> **DO THIS**:
Leave out the pictures and repeat the data exactly.

> **INFORMATION PROVIDED**:
↓
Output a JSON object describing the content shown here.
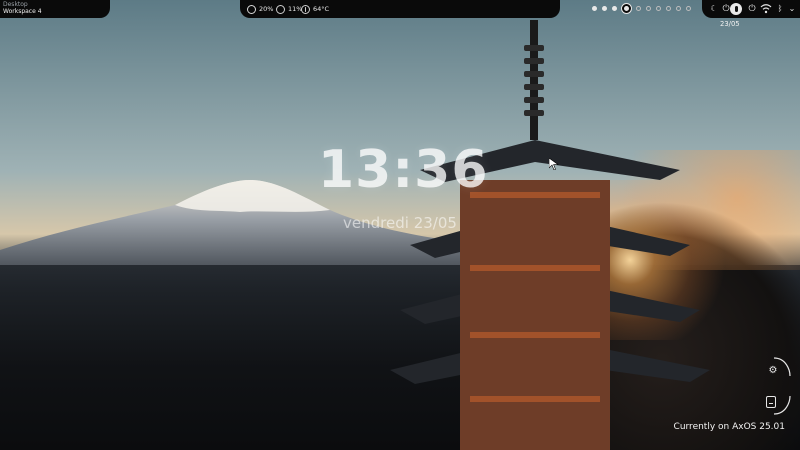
{
  "workspace_panel": {
    "label_top": "Desktop",
    "label_bottom": "Workspace 4"
  },
  "status": {
    "cpu": "20%",
    "memory": "11%",
    "temperature": "64°C"
  },
  "workspaces": {
    "count": 10,
    "active_index": 3,
    "filled_indices": [
      0,
      1,
      2
    ]
  },
  "topbar_clock": "13:36 • vendredi 23/05",
  "tray_icons": [
    "moon-icon",
    "power-icon",
    "toggle-icon",
    "power-button-icon",
    "wifi-icon",
    "bluetooth-icon",
    "chevron-down-icon"
  ],
  "desktop_clock": {
    "time": "13:36",
    "date": "vendredi 23/05"
  },
  "side_controls": [
    "gear-icon",
    "document-icon"
  ],
  "os_label": "Currently on AxOS 25.01",
  "colors": {
    "bar_bg": "#0a0a0a",
    "text": "#f1f1f1",
    "accent_sun": "#ffb35a"
  }
}
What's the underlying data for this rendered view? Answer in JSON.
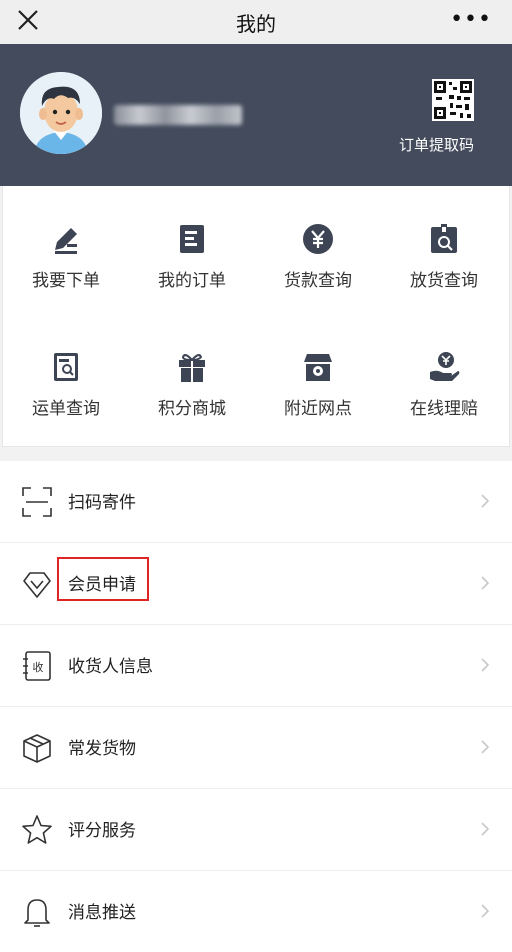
{
  "topbar": {
    "title": "我的",
    "more": "•••"
  },
  "header": {
    "qr_label": "订单提取码"
  },
  "grid": [
    {
      "label": "我要下单",
      "icon": "order-pen-icon"
    },
    {
      "label": "我的订单",
      "icon": "order-list-icon"
    },
    {
      "label": "货款查询",
      "icon": "yuan-circle-icon"
    },
    {
      "label": "放货查询",
      "icon": "box-search-icon"
    },
    {
      "label": "运单查询",
      "icon": "waybill-search-icon"
    },
    {
      "label": "积分商城",
      "icon": "gift-icon"
    },
    {
      "label": "附近网点",
      "icon": "store-icon"
    },
    {
      "label": "在线理赔",
      "icon": "hand-coin-icon"
    }
  ],
  "menu": [
    {
      "label": "扫码寄件",
      "icon": "scan-icon"
    },
    {
      "label": "会员申请",
      "icon": "diamond-icon"
    },
    {
      "label": "收货人信息",
      "icon": "receiver-icon"
    },
    {
      "label": "常发货物",
      "icon": "package-icon"
    },
    {
      "label": "评分服务",
      "icon": "star-icon"
    },
    {
      "label": "消息推送",
      "icon": "bell-icon"
    }
  ],
  "colors": {
    "header_bg": "#434b5c",
    "icon_dark": "#3d4454",
    "highlight": "#e02424"
  }
}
↑
> **ANSWER TO THE TASK**:
Output a JSON object describing the content shown here.
{
  "workspace_panel": {
    "label_top": "Desktop",
    "label_bottom": "Workspace 4"
  },
  "status": {
    "cpu": "20%",
    "memory": "11%",
    "temperature": "64°C"
  },
  "workspaces": {
    "count": 10,
    "active_index": 3,
    "filled_indices": [
      0,
      1,
      2
    ]
  },
  "topbar_clock": "13:36 • vendredi 23/05",
  "tray_icons": [
    "moon-icon",
    "power-icon",
    "toggle-icon",
    "power-button-icon",
    "wifi-icon",
    "bluetooth-icon",
    "chevron-down-icon"
  ],
  "desktop_clock": {
    "time": "13:36",
    "date": "vendredi 23/05"
  },
  "side_controls": [
    "gear-icon",
    "document-icon"
  ],
  "os_label": "Currently on AxOS 25.01",
  "colors": {
    "bar_bg": "#0a0a0a",
    "text": "#f1f1f1",
    "accent_sun": "#ffb35a"
  }
}
What's the underlying data for this rendered view? Answer in JSON.
{
  "topbar": {
    "title": "我的",
    "more": "•••"
  },
  "header": {
    "qr_label": "订单提取码"
  },
  "grid": [
    {
      "label": "我要下单",
      "icon": "order-pen-icon"
    },
    {
      "label": "我的订单",
      "icon": "order-list-icon"
    },
    {
      "label": "货款查询",
      "icon": "yuan-circle-icon"
    },
    {
      "label": "放货查询",
      "icon": "box-search-icon"
    },
    {
      "label": "运单查询",
      "icon": "waybill-search-icon"
    },
    {
      "label": "积分商城",
      "icon": "gift-icon"
    },
    {
      "label": "附近网点",
      "icon": "store-icon"
    },
    {
      "label": "在线理赔",
      "icon": "hand-coin-icon"
    }
  ],
  "menu": [
    {
      "label": "扫码寄件",
      "icon": "scan-icon"
    },
    {
      "label": "会员申请",
      "icon": "diamond-icon"
    },
    {
      "label": "收货人信息",
      "icon": "receiver-icon"
    },
    {
      "label": "常发货物",
      "icon": "package-icon"
    },
    {
      "label": "评分服务",
      "icon": "star-icon"
    },
    {
      "label": "消息推送",
      "icon": "bell-icon"
    }
  ],
  "colors": {
    "header_bg": "#434b5c",
    "icon_dark": "#3d4454",
    "highlight": "#e02424"
  }
}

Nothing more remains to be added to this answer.